Text excerpt:
'''

Rail Line Celebrated as West's First Railway


Right on the heels of the transcontinental railroad in America, the first rail line in Western Canada came to be. It connected our neighbors to the north, down into the heart of Minnesota, going right through the Pembina/St. Vincent towns. From Saturday's Winnipeg Free Press comes this bit of news concerning history of our area...
July 5 at 02:30 PM CDT - A plaque marking Western Canada's first railway was unveiled today in Dominion City by Provencher MP Vic Toews. The Pembina Branch, completed 130 years ago, connected St. Boniface to St. Paul, Minnesota via Emerson and Pembina, ND, giving Western Canada its first rail route to eastern Canada, via American lines. The route brought immigrants and manufactured goods west, while providing a cost-effective way to get western grain and other farm produce to the east. "The completion of this important rail line in 1878 heralded the era of railways in the Canadian West and represented Canada's commitment to connecting the West and East," Toews said in a news release. New Brunswick, Nova Scotia and British Columbia joined Canada on the promise of a transcontinental railway. Sir John A. Macdonald had proposed an all-rail link, but his eagerness to realize his vision led to the Pacific Scandal and the downfall of his Conservative government in 1873, according to Parks Canada. That gave Prime Minister Alexander Mackenzie's Liberal coalition an opportunity to implement his own vision of a combination of water and rail routes across the continent.

'''

Exercise directions: Do these statements agree with the Western Canada railway article? For each, answer yes or no and quote the deciding words. 1. The Pembina Branch linked St. Boniface with St. Paul, Minnesota. 2. The plaque was unveiled in Emerson. 3. Macdonald's Conservative government fell in 1878.

(Image layout annotations)
'''

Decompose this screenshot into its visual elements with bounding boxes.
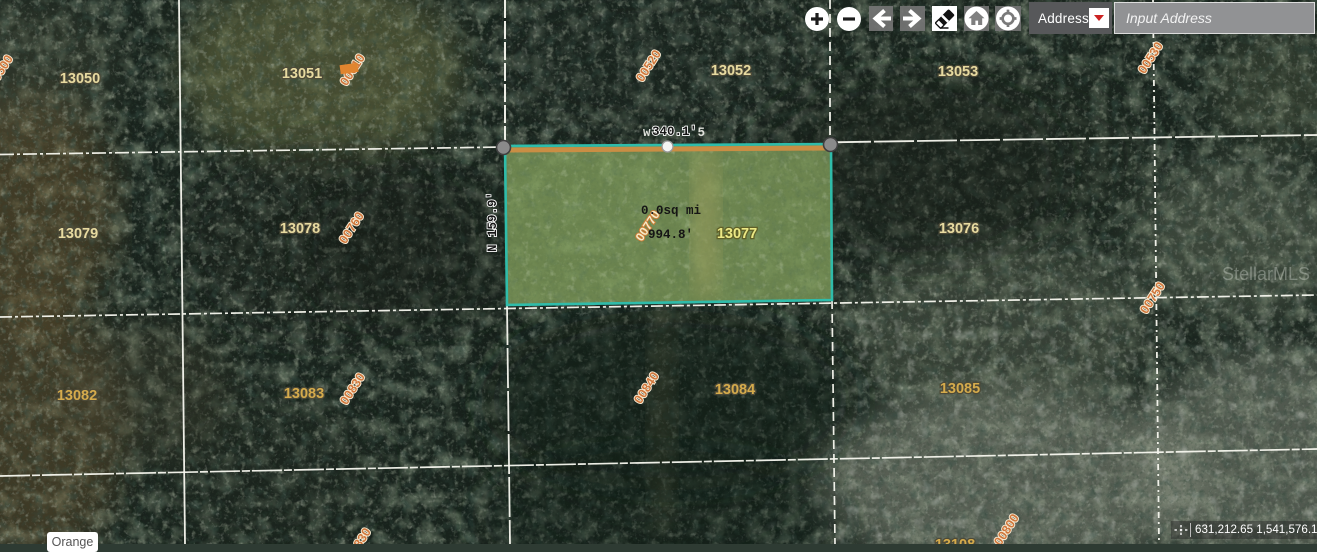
svg-text:13078: 13078 xyxy=(280,221,320,237)
svg-text:13082: 13082 xyxy=(57,388,97,404)
svg-text:5: 5 xyxy=(698,126,706,140)
svg-text:13076: 13076 xyxy=(939,221,979,237)
svg-text:340.1': 340.1' xyxy=(652,125,697,139)
svg-text:13050: 13050 xyxy=(60,71,100,87)
svg-text:N 159.9': N 159.9' xyxy=(486,192,500,252)
svg-text:13053: 13053 xyxy=(938,64,978,80)
svg-text:13083: 13083 xyxy=(284,386,324,402)
svg-text:13108: 13108 xyxy=(935,537,975,544)
svg-text:13084: 13084 xyxy=(715,382,755,398)
svg-text:w: w xyxy=(643,126,651,140)
svg-text:13051: 13051 xyxy=(282,66,322,82)
svg-text:0.0sq mi: 0.0sq mi xyxy=(641,204,701,218)
svg-text:13079: 13079 xyxy=(58,226,98,242)
svg-text:13052: 13052 xyxy=(711,63,751,79)
svg-text:13077: 13077 xyxy=(717,226,757,242)
svg-text:13085: 13085 xyxy=(940,381,980,397)
svg-text:StellarMLS: StellarMLS xyxy=(1222,264,1310,284)
svg-text:994.8': 994.8' xyxy=(648,228,693,242)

'''

Output of the task:
1. Yes: "connected St. Boniface to St. Paul, Minnesota via Emerson and Pembina, ND"
2. No: "was unveiled today in Dominion City by Provencher MP Vic Toews"
3. No: "led to the Pacific Scandal and the downfall of his Conservative government in 1873"